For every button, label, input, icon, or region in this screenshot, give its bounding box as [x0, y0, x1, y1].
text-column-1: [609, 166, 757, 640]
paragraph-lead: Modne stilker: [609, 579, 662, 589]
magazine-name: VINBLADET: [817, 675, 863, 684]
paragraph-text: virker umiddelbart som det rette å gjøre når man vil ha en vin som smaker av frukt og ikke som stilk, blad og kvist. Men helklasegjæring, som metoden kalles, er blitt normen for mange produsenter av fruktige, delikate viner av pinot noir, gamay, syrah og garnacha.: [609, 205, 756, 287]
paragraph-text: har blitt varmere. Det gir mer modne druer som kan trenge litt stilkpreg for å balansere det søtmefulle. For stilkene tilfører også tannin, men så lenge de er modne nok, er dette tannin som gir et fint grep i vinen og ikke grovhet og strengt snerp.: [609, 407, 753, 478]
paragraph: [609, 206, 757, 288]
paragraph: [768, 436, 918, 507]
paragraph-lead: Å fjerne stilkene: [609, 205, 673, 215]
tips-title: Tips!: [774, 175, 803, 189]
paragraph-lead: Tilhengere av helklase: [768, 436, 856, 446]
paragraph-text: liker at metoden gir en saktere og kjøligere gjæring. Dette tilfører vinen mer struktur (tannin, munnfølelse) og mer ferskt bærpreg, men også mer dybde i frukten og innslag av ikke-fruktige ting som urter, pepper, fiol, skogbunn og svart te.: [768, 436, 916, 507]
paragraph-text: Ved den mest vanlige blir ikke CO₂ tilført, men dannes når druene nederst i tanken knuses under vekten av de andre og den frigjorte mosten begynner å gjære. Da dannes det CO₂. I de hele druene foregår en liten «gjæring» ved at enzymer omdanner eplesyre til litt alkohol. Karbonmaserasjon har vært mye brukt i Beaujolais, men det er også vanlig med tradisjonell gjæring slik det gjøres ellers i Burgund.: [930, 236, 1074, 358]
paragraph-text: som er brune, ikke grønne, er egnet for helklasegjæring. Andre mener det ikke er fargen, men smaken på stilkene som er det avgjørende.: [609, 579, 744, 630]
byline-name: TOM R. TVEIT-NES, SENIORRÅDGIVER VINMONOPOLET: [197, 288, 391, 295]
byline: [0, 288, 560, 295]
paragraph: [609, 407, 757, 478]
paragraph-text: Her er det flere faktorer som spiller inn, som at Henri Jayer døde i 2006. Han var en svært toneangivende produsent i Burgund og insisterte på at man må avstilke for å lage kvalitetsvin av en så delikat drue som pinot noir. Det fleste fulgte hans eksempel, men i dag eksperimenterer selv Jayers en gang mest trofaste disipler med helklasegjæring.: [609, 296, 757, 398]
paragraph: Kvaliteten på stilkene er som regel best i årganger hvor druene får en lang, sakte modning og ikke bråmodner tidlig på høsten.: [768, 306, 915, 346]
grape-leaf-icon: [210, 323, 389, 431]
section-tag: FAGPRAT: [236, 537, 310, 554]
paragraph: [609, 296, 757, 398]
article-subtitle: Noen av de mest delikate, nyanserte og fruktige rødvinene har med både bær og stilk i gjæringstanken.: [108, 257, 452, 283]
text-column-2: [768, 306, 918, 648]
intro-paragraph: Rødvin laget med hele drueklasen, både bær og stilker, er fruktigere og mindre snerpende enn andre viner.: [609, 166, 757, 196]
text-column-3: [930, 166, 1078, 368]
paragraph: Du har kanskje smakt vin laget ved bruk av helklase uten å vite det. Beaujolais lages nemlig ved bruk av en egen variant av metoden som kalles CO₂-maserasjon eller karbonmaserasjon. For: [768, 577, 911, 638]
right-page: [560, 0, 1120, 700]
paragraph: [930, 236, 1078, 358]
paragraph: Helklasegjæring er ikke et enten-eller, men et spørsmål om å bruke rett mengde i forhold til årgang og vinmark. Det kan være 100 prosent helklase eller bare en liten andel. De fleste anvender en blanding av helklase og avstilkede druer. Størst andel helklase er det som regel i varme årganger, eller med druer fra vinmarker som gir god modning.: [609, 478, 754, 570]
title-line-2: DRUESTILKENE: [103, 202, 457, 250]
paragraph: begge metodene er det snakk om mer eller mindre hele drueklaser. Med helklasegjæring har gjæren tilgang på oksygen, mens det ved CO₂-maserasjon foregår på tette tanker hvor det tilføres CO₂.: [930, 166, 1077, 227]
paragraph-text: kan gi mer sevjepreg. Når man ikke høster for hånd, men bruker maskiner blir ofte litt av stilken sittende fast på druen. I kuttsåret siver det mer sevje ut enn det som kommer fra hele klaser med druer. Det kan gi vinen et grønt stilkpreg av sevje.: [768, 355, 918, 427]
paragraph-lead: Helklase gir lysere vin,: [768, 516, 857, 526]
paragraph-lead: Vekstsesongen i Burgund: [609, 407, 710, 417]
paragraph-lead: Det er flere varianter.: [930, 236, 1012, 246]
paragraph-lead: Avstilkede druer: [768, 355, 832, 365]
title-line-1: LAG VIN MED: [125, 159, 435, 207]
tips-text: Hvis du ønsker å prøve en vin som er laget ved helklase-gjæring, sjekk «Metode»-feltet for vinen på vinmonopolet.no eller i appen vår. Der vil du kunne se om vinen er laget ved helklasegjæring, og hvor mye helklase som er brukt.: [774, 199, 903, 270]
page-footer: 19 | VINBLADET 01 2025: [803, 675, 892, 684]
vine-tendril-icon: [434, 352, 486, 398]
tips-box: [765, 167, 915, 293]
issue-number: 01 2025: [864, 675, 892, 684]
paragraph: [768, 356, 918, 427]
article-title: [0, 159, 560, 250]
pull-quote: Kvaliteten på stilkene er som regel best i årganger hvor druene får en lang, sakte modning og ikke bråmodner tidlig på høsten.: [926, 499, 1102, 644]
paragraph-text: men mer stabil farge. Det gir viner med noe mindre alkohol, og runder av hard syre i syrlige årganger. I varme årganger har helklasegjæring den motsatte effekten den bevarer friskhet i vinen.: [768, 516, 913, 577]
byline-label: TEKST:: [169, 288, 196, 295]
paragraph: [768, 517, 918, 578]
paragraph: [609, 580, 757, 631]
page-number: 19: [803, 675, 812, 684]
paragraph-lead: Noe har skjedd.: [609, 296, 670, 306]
..........
[Work instructions]
Go through the records and copy each one exactly.

[Result of this exercise]
For every button, label, input, icon, or region in this screenshot, give its bounding box as [x0, y0, x1, y1].
text-column-1: [609, 166, 757, 640]
paragraph-lead: Modne stilker: [609, 579, 662, 589]
magazine-name: VINBLADET: [817, 675, 863, 684]
paragraph-text: virker umiddelbart som det rette å gjøre når man vil ha en vin som smaker av frukt og ikke som stilk, blad og kvist. Men helklasegjæring, som metoden kalles, er blitt normen for mange produsenter av fruktige, delikate viner av pinot noir, gamay, syrah og garnacha.: [609, 205, 756, 287]
paragraph-text: har blitt varmere. Det gir mer modne druer som kan trenge litt stilkpreg for å balansere det søtmefulle. For stilkene tilfører også tannin, men så lenge de er modne nok, er dette tannin som gir et fint grep i vinen og ikke grovhet og strengt snerp.: [609, 407, 753, 478]
paragraph: [609, 206, 757, 288]
paragraph: [768, 436, 918, 507]
paragraph-lead: Å fjerne stilkene: [609, 205, 673, 215]
tips-title: Tips!: [774, 175, 803, 189]
paragraph-lead: Tilhengere av helklase: [768, 436, 856, 446]
paragraph-text: liker at metoden gir en saktere og kjøligere gjæring. Dette tilfører vinen mer struktur (tannin, munnfølelse) og mer ferskt bærpreg, men også mer dybde i frukten og innslag av ikke-fruktige ting som urter, pepper, fiol, skogbunn og svart te.: [768, 436, 916, 507]
paragraph-text: Ved den mest vanlige blir ikke CO₂ tilført, men dannes når druene nederst i tanken knuses under vekten av de andre og den frigjorte mosten begynner å gjære. Da dannes det CO₂. I de hele druene foregår en liten «gjæring» ved at enzymer omdanner eplesyre til litt alkohol. Karbonmaserasjon har vært mye brukt i Beaujolais, men det er også vanlig med tradisjonell gjæring slik det gjøres ellers i Burgund.: [930, 236, 1074, 358]
paragraph-text: som er brune, ikke grønne, er egnet for helklasegjæring. Andre mener det ikke er fargen, men smaken på stilkene som er det avgjørende.: [609, 579, 744, 630]
byline-name: TOM R. TVEIT-NES, SENIORRÅDGIVER VINMONOPOLET: [197, 288, 391, 295]
byline: [0, 288, 560, 295]
paragraph: [609, 407, 757, 478]
paragraph-text: Her er det flere faktorer som spiller inn, som at Henri Jayer døde i 2006. Han var en svært toneangivende produsent i Burgund og insisterte på at man må avstilke for å lage kvalitetsvin av en så delikat drue som pinot noir. Det fleste fulgte hans eksempel, men i dag eksperimenterer selv Jayers en gang mest trofaste disipler med helklasegjæring.: [609, 296, 757, 398]
paragraph: Kvaliteten på stilkene er som regel best i årganger hvor druene får en lang, sakte modning og ikke bråmodner tidlig på høsten.: [768, 306, 915, 346]
grape-leaf-icon: [210, 323, 389, 431]
section-tag: FAGPRAT: [236, 537, 310, 554]
paragraph: [609, 296, 757, 398]
article-subtitle: Noen av de mest delikate, nyanserte og fruktige rødvinene har med både bær og stilk i gjæringstanken.: [108, 257, 452, 283]
text-column-2: [768, 306, 918, 648]
intro-paragraph: Rødvin laget med hele drueklasen, både bær og stilker, er fruktigere og mindre snerpende enn andre viner.: [609, 166, 757, 196]
text-column-3: [930, 166, 1078, 368]
paragraph: Du har kanskje smakt vin laget ved bruk av helklase uten å vite det. Beaujolais lages nemlig ved bruk av en egen variant av metoden som kalles CO₂-maserasjon eller karbonmaserasjon. For: [768, 577, 911, 638]
right-page: [560, 0, 1120, 700]
paragraph: [930, 236, 1078, 358]
paragraph: Helklasegjæring er ikke et enten-eller, men et spørsmål om å bruke rett mengde i forhold til årgang og vinmark. Det kan være 100 prosent helklase eller bare en liten andel. De fleste anvender en blanding av helklase og avstilkede druer. Størst andel helklase er det som regel i varme årganger, eller med druer fra vinmarker som gir god modning.: [609, 478, 754, 570]
title-line-2: DRUESTILKENE: [103, 202, 457, 250]
paragraph: begge metodene er det snakk om mer eller mindre hele drueklaser. Med helklasegjæring har gjæren tilgang på oksygen, mens det ved CO₂-maserasjon foregår på tette tanker hvor det tilføres CO₂.: [930, 166, 1077, 227]
paragraph-text: kan gi mer sevjepreg. Når man ikke høster for hånd, men bruker maskiner blir ofte litt av stilken sittende fast på druen. I kuttsåret siver det mer sevje ut enn det som kommer fra hele klaser med druer. Det kan gi vinen et grønt stilkpreg av sevje.: [768, 355, 918, 427]
paragraph-lead: Helklase gir lysere vin,: [768, 516, 857, 526]
paragraph-lead: Vekstsesongen i Burgund: [609, 407, 710, 417]
paragraph-lead: Det er flere varianter.: [930, 236, 1012, 246]
paragraph-lead: Avstilkede druer: [768, 355, 832, 365]
title-line-1: LAG VIN MED: [125, 159, 435, 207]
tips-text: Hvis du ønsker å prøve en vin som er laget ved helklase-gjæring, sjekk «Metode»-feltet for vinen på vinmonopolet.no eller i appen vår. Der vil du kunne se om vinen er laget ved helklasegjæring, og hvor mye helklase som er brukt.: [774, 199, 903, 270]
page-footer: 19 | VINBLADET 01 2025: [803, 675, 892, 684]
vine-tendril-icon: [434, 352, 486, 398]
tips-box: [765, 167, 915, 293]
issue-number: 01 2025: [864, 675, 892, 684]
paragraph: [768, 356, 918, 427]
article-title: [0, 159, 560, 250]
pull-quote: Kvaliteten på stilkene er som regel best i årganger hvor druene får en lang, sakte modning og ikke bråmodner tidlig på høsten.: [926, 499, 1102, 644]
paragraph-text: men mer stabil farge. Det gir viner med noe mindre alkohol, og runder av hard syre i syrlige årganger. I varme årganger har helklasegjæring den motsatte effekten den bevarer friskhet i vinen.: [768, 516, 913, 577]
byline-label: TEKST:: [169, 288, 196, 295]
paragraph: [768, 517, 918, 578]
paragraph: [609, 580, 757, 631]
page-number: 19: [803, 675, 812, 684]
paragraph-lead: Noe har skjedd.: [609, 296, 670, 306]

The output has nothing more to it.